(Dataset items)

········

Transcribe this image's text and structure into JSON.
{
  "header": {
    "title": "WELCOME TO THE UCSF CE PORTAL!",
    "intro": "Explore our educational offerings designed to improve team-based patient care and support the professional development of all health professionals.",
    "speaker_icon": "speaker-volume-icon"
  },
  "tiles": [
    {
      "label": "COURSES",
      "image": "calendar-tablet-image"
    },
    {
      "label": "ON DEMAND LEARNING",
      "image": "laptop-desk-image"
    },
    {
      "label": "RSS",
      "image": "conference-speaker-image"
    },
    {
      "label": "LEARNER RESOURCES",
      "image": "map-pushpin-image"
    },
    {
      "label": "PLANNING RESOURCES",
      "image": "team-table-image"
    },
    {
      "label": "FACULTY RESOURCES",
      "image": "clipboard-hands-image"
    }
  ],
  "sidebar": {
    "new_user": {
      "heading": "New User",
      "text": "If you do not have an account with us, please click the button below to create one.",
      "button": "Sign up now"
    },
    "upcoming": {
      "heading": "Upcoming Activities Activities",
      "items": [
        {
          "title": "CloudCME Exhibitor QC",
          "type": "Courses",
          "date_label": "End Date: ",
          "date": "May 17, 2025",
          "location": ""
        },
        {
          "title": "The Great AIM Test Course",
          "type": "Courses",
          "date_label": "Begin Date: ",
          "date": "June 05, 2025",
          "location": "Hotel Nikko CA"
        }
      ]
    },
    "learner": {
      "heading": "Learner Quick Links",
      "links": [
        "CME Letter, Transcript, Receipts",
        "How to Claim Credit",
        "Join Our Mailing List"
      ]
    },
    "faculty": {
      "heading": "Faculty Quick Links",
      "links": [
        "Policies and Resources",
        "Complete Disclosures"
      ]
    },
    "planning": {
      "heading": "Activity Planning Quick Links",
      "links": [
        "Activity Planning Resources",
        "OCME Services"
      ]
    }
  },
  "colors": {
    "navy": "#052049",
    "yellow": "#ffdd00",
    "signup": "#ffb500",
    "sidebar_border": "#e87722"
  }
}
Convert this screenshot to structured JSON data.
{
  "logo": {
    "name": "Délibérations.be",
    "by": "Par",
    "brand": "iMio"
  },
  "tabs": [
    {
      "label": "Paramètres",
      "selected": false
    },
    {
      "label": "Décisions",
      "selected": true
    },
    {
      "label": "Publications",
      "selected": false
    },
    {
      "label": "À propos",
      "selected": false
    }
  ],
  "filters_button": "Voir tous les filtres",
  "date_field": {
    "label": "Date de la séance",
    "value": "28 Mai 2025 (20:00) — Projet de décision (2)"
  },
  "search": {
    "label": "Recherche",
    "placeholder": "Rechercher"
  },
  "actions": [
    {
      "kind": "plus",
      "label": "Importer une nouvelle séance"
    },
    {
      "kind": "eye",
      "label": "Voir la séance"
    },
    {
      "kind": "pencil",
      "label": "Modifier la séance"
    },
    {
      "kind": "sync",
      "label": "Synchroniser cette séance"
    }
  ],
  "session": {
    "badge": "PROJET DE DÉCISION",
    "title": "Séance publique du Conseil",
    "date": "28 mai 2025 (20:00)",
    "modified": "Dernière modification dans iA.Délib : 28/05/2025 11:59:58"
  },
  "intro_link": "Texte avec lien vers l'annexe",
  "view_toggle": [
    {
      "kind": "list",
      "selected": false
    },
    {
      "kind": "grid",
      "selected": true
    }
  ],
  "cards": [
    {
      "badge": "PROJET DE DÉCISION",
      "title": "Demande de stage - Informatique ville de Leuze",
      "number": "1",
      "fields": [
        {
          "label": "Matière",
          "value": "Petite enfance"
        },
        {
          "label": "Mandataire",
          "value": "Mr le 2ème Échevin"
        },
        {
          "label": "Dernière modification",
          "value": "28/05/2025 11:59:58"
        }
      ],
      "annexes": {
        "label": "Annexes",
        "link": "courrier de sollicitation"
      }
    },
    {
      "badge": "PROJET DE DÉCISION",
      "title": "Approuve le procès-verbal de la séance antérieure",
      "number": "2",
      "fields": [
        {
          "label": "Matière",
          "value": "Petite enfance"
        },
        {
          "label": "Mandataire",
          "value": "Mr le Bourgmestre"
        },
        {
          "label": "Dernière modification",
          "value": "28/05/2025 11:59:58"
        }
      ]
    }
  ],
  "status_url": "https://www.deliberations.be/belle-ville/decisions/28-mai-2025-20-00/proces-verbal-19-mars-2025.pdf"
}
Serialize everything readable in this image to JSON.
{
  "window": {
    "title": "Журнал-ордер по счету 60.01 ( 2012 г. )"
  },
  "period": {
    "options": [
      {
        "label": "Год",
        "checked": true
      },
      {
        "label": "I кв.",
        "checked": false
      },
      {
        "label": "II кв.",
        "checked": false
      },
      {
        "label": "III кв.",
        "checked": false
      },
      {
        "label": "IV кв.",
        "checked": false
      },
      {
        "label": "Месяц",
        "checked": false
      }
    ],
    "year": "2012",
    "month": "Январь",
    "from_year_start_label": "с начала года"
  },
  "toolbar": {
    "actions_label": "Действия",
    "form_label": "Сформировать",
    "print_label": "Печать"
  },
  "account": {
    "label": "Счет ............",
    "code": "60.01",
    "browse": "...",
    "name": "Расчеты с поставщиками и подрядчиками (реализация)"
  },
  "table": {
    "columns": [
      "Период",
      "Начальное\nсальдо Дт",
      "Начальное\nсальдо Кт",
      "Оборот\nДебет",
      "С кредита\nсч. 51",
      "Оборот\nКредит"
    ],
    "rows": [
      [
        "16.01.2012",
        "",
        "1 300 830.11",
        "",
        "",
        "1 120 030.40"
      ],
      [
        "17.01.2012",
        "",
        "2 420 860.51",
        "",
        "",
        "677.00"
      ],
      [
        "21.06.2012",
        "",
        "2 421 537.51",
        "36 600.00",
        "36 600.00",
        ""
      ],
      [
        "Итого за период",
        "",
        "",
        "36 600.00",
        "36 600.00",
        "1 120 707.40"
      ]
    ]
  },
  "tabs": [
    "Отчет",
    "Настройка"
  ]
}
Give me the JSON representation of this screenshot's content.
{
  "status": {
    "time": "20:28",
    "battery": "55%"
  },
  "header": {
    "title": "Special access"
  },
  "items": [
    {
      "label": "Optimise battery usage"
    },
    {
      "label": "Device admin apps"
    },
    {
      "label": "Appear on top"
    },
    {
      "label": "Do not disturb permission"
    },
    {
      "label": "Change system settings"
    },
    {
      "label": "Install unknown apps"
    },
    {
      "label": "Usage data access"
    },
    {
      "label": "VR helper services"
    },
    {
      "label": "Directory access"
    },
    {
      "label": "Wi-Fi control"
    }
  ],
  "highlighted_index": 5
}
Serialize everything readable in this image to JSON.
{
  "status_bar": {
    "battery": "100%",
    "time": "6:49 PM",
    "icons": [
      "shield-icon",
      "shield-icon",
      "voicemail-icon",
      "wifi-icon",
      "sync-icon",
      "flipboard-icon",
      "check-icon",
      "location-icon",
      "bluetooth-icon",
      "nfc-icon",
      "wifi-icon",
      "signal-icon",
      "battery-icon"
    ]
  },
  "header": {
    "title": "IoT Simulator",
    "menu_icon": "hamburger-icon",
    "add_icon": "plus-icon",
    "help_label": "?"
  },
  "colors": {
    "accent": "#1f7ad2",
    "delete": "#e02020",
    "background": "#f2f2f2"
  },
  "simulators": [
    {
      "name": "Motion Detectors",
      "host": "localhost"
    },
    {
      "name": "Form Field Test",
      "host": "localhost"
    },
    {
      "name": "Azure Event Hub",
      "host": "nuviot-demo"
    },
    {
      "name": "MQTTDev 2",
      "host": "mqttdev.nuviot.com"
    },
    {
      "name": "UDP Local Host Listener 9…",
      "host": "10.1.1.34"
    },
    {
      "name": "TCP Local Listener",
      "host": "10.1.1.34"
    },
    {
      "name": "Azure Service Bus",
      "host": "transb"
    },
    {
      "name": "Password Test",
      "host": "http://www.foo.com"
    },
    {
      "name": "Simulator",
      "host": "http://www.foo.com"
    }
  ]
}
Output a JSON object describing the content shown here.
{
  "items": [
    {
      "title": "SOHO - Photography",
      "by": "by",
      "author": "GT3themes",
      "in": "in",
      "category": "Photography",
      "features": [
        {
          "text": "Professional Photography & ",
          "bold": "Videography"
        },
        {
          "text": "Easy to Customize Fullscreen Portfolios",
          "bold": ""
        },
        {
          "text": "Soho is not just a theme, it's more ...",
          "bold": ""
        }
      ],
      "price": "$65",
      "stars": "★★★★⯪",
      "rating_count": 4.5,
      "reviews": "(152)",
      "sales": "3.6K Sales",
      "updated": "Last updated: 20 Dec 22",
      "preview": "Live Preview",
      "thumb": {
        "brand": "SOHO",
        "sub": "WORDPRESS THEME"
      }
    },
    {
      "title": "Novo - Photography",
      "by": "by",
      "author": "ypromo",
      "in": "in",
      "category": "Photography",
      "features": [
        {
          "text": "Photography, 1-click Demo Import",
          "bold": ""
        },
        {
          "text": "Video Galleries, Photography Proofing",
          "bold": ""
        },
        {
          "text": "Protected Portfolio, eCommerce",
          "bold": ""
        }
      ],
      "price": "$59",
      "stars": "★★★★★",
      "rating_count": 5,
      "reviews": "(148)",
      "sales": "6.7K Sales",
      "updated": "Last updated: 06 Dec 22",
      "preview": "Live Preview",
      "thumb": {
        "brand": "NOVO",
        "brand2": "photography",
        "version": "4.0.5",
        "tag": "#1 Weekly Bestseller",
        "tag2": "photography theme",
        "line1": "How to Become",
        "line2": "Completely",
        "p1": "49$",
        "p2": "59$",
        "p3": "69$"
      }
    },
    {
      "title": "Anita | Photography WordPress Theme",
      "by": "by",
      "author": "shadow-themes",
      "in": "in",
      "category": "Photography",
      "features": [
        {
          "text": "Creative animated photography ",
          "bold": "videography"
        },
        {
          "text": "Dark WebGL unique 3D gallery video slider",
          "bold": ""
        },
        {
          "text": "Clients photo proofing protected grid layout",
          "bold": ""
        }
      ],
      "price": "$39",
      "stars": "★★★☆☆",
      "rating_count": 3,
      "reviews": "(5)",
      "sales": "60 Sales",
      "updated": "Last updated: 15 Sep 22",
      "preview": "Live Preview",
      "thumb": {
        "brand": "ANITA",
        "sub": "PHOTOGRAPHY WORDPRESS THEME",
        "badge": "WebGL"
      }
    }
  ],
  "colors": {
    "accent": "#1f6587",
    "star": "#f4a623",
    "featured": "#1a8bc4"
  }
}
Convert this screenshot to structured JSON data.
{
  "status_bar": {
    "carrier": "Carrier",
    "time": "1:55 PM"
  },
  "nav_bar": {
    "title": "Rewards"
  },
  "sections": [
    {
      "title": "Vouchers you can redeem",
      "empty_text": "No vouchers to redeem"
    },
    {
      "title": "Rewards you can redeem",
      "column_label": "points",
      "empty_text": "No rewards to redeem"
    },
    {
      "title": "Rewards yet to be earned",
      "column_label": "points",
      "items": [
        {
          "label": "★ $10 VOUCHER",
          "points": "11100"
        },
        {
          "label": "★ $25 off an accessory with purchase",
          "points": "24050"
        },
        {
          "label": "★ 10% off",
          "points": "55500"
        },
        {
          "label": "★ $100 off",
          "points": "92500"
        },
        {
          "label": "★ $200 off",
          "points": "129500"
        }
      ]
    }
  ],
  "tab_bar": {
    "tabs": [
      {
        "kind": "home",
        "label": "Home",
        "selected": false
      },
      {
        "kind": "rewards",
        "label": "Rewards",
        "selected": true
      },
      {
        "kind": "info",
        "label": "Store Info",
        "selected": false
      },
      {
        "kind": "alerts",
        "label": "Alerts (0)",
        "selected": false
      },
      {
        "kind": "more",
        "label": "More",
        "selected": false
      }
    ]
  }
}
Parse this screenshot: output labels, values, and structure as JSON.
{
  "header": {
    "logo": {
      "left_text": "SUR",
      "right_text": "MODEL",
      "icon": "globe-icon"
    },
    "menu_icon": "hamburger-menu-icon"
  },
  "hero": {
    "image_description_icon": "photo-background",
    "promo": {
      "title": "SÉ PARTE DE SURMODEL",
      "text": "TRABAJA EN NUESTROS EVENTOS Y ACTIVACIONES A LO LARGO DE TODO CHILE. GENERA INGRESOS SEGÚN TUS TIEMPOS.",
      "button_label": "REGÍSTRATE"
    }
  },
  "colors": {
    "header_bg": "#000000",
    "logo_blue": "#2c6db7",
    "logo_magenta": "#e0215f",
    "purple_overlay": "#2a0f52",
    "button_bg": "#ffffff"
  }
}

········

■ Exercise
Select all lines with the word "team" from the entries above.

■ In response
    "intro": "Explore our educational offerings designed to improve team-based patient care and support the professional development of all health professionals.",
      "image": "team-table-image"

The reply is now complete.